The entire listing is to be repeated verbatim.

##############################

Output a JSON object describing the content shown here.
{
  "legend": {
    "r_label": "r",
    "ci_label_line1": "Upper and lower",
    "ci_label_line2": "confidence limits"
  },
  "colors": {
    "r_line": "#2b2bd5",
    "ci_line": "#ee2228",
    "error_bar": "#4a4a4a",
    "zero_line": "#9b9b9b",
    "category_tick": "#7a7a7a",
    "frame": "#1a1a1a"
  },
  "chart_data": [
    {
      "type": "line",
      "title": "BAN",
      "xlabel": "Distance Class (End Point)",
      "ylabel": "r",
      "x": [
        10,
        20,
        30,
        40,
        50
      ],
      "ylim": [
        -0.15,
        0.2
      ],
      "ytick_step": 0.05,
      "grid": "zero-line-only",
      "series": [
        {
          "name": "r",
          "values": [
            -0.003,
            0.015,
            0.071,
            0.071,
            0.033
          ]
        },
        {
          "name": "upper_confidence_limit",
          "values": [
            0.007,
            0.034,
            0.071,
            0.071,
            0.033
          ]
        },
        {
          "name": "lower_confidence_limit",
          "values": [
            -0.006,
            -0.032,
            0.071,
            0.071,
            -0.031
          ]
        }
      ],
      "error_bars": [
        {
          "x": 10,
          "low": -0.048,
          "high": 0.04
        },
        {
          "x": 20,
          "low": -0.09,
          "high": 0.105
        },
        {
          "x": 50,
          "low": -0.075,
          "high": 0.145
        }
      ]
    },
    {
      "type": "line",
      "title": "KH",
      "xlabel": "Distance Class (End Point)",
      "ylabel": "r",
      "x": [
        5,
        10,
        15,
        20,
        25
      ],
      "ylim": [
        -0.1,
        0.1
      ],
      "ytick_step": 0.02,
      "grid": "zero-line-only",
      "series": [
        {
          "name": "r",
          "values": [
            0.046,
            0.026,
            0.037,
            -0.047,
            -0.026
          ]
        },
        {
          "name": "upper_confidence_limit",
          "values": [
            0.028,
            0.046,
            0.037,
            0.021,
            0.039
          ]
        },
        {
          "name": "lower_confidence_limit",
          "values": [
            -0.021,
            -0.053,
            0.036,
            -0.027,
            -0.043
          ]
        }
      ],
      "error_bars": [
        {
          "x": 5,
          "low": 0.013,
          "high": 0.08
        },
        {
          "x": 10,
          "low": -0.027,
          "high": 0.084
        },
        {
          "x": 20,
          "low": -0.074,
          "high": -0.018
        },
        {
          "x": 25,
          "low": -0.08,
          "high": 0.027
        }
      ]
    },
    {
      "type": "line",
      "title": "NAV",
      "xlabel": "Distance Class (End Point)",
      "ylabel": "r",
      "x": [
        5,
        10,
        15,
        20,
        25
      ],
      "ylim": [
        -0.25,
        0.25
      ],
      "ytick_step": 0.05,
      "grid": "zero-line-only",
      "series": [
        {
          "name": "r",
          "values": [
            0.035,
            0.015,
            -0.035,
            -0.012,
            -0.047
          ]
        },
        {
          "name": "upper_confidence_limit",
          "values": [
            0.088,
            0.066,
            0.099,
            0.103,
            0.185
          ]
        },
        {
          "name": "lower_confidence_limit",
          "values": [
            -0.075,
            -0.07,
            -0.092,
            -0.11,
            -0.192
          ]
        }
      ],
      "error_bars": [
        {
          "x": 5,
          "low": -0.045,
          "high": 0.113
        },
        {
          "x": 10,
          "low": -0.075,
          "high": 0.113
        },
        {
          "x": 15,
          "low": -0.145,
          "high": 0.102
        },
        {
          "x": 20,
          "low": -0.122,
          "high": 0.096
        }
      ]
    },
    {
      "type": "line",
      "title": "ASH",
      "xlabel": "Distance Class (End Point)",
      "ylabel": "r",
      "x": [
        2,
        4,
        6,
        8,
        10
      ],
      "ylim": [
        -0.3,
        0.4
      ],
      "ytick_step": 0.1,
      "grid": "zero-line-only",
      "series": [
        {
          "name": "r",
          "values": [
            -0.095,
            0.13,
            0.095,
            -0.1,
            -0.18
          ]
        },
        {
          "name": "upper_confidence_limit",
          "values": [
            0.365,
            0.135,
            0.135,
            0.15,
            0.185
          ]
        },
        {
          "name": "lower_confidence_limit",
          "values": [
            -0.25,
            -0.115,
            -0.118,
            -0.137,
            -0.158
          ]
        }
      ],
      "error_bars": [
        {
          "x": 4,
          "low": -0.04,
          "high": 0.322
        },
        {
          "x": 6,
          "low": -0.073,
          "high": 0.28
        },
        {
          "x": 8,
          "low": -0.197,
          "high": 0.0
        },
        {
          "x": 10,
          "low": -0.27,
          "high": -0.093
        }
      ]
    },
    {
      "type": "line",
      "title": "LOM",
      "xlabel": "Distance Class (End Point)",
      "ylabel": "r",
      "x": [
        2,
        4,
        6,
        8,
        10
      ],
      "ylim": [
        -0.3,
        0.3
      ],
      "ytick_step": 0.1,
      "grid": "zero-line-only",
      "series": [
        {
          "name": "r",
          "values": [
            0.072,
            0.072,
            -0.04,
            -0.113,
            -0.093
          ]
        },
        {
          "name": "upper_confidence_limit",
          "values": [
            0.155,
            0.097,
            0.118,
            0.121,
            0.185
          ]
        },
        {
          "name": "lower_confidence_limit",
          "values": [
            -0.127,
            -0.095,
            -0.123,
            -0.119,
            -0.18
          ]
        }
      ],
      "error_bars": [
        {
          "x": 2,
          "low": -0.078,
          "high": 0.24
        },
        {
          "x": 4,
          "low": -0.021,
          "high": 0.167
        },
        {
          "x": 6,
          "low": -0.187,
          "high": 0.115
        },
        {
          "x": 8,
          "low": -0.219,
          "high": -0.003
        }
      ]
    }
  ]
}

##############################

» **The completed task**
Output a JSON object describing the content shown here.
{
  "legend": {
    "r_label": "r",
    "ci_label_line1": "Upper and lower",
    "ci_label_line2": "confidence limits"
  },
  "colors": {
    "r_line": "#2b2bd5",
    "ci_line": "#ee2228",
    "error_bar": "#4a4a4a",
    "zero_line": "#9b9b9b",
    "category_tick": "#7a7a7a",
    "frame": "#1a1a1a"
  },
  "chart_data": [
    {
      "type": "line",
      "title": "BAN",
      "xlabel": "Distance Class (End Point)",
      "ylabel": "r",
      "x": [
        10,
        20,
        30,
        40,
        50
      ],
      "ylim": [
        -0.15,
        0.2
      ],
      "ytick_step": 0.05,
      "grid": "zero-line-only",
      "series": [
        {
          "name": "r",
          "values": [
            -0.003,
            0.015,
            0.071,
            0.071,
            0.033
          ]
        },
        {
          "name": "upper_confidence_limit",
          "values": [
            0.007,
            0.034,
            0.071,
            0.071,
            0.033
          ]
        },
        {
          "name": "lower_confidence_limit",
          "values": [
            -0.006,
            -0.032,
            0.071,
            0.071,
            -0.031
          ]
        }
      ],
      "error_bars": [
        {
          "x": 10,
          "low": -0.048,
          "high": 0.04
        },
        {
          "x": 20,
          "low": -0.09,
          "high": 0.105
        },
        {
          "x": 50,
          "low": -0.075,
          "high": 0.145
        }
      ]
    },
    {
      "type": "line",
      "title": "KH",
      "xlabel": "Distance Class (End Point)",
      "ylabel": "r",
      "x": [
        5,
        10,
        15,
        20,
        25
      ],
      "ylim": [
        -0.1,
        0.1
      ],
      "ytick_step": 0.02,
      "grid": "zero-line-only",
      "series": [
        {
          "name": "r",
          "values": [
            0.046,
            0.026,
            0.037,
            -0.047,
            -0.026
          ]
        },
        {
          "name": "upper_confidence_limit",
          "values": [
            0.028,
            0.046,
            0.037,
            0.021,
            0.039
          ]
        },
        {
          "name": "lower_confidence_limit",
          "values": [
            -0.021,
            -0.053,
            0.036,
            -0.027,
            -0.043
          ]
        }
      ],
      "error_bars": [
        {
          "x": 5,
          "low": 0.013,
          "high": 0.08
        },
        {
          "x": 10,
          "low": -0.027,
          "high": 0.084
        },
        {
          "x": 20,
          "low": -0.074,
          "high": -0.018
        },
        {
          "x": 25,
          "low": -0.08,
          "high": 0.027
        }
      ]
    },
    {
      "type": "line",
      "title": "NAV",
      "xlabel": "Distance Class (End Point)",
      "ylabel": "r",
      "x": [
        5,
        10,
        15,
        20,
        25
      ],
      "ylim": [
        -0.25,
        0.25
      ],
      "ytick_step": 0.05,
      "grid": "zero-line-only",
      "series": [
        {
          "name": "r",
          "values": [
            0.035,
            0.015,
            -0.035,
            -0.012,
            -0.047
          ]
        },
        {
          "name": "upper_confidence_limit",
          "values": [
            0.088,
            0.066,
            0.099,
            0.103,
            0.185
          ]
        },
        {
          "name": "lower_confidence_limit",
          "values": [
            -0.075,
            -0.07,
            -0.092,
            -0.11,
            -0.192
          ]
        }
      ],
      "error_bars": [
        {
          "x": 5,
          "low": -0.045,
          "high": 0.113
        },
        {
          "x": 10,
          "low": -0.075,
          "high": 0.113
        },
        {
          "x": 15,
          "low": -0.145,
          "high": 0.102
        },
        {
          "x": 20,
          "low": -0.122,
          "high": 0.096
        }
      ]
    },
    {
      "type": "line",
      "title": "ASH",
      "xlabel": "Distance Class (End Point)",
      "ylabel": "r",
      "x": [
        2,
        4,
        6,
        8,
        10
      ],
      "ylim": [
        -0.3,
        0.4
      ],
      "ytick_step": 0.1,
      "grid": "zero-line-only",
      "series": [
        {
          "name": "r",
          "values": [
            -0.095,
            0.13,
            0.095,
            -0.1,
            -0.18
          ]
        },
        {
          "name": "upper_confidence_limit",
          "values": [
            0.365,
            0.135,
            0.135,
            0.15,
            0.185
          ]
        },
        {
          "name": "lower_confidence_limit",
          "values": [
            -0.25,
            -0.115,
            -0.118,
            -0.137,
            -0.158
          ]
        }
      ],
      "error_bars": [
        {
          "x": 4,
          "low": -0.04,
          "high": 0.322
        },
        {
          "x": 6,
          "low": -0.073,
          "high": 0.28
        },
        {
          "x": 8,
          "low": -0.197,
          "high": 0.0
        },
        {
          "x": 10,
          "low": -0.27,
          "high": -0.093
        }
      ]
    },
    {
      "type": "line",
      "title": "LOM",
      "xlabel": "Distance Class (End Point)",
      "ylabel": "r",
      "x": [
        2,
        4,
        6,
        8,
        10
      ],
      "ylim": [
        -0.3,
        0.3
      ],
      "ytick_step": 0.1,
      "grid": "zero-line-only",
      "series": [
        {
          "name": "r",
          "values": [
            0.072,
            0.072,
            -0.04,
            -0.113,
            -0.093
          ]
        },
        {
          "name": "upper_confidence_limit",
          "values": [
            0.155,
            0.097,
            0.118,
            0.121,
            0.185
          ]
        },
        {
          "name": "lower_confidence_limit",
          "values": [
            -0.127,
            -0.095,
            -0.123,
            -0.119,
            -0.18
          ]
        }
      ],
      "error_bars": [
        {
          "x": 2,
          "low": -0.078,
          "high": 0.24
        },
        {
          "x": 4,
          "low": -0.021,
          "high": 0.167
        },
        {
          "x": 6,
          "low": -0.187,
          "high": 0.115
        },
        {
          "x": 8,
          "low": -0.219,
          "high": -0.003
        }
      ]
    }
  ]
}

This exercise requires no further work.